• [Direction]
What lines of the data include the string "title"? Copy them all.

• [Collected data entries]
====

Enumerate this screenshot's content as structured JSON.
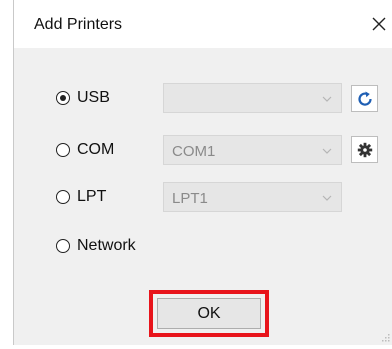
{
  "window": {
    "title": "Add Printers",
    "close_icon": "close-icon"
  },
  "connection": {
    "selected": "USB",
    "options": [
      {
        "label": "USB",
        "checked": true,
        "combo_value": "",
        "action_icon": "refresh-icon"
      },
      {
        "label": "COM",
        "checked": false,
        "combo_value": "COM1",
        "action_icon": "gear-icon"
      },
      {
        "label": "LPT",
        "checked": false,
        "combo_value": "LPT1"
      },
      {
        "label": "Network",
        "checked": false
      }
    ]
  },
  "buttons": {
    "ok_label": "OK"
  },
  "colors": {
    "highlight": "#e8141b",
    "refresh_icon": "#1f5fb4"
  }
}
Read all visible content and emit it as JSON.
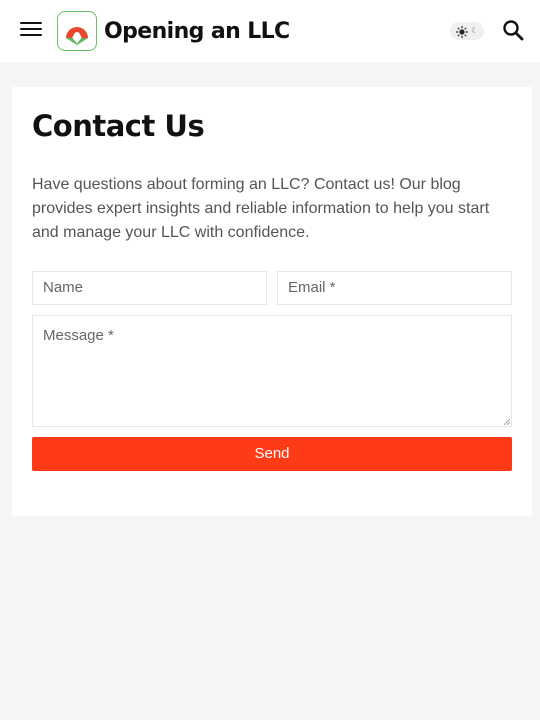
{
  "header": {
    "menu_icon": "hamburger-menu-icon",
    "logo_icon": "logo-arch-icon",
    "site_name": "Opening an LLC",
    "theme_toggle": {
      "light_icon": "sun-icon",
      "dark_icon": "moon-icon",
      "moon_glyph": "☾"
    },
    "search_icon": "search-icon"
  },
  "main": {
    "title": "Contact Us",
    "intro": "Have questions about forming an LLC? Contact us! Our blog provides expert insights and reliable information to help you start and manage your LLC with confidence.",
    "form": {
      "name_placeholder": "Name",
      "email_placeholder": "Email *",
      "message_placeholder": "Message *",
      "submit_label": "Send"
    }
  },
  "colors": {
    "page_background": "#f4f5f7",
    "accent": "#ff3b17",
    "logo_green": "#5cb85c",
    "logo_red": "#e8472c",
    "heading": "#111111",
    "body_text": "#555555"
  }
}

====

• [Result of this task]
    "title": "Add Printers",
    "title": "Contact Us",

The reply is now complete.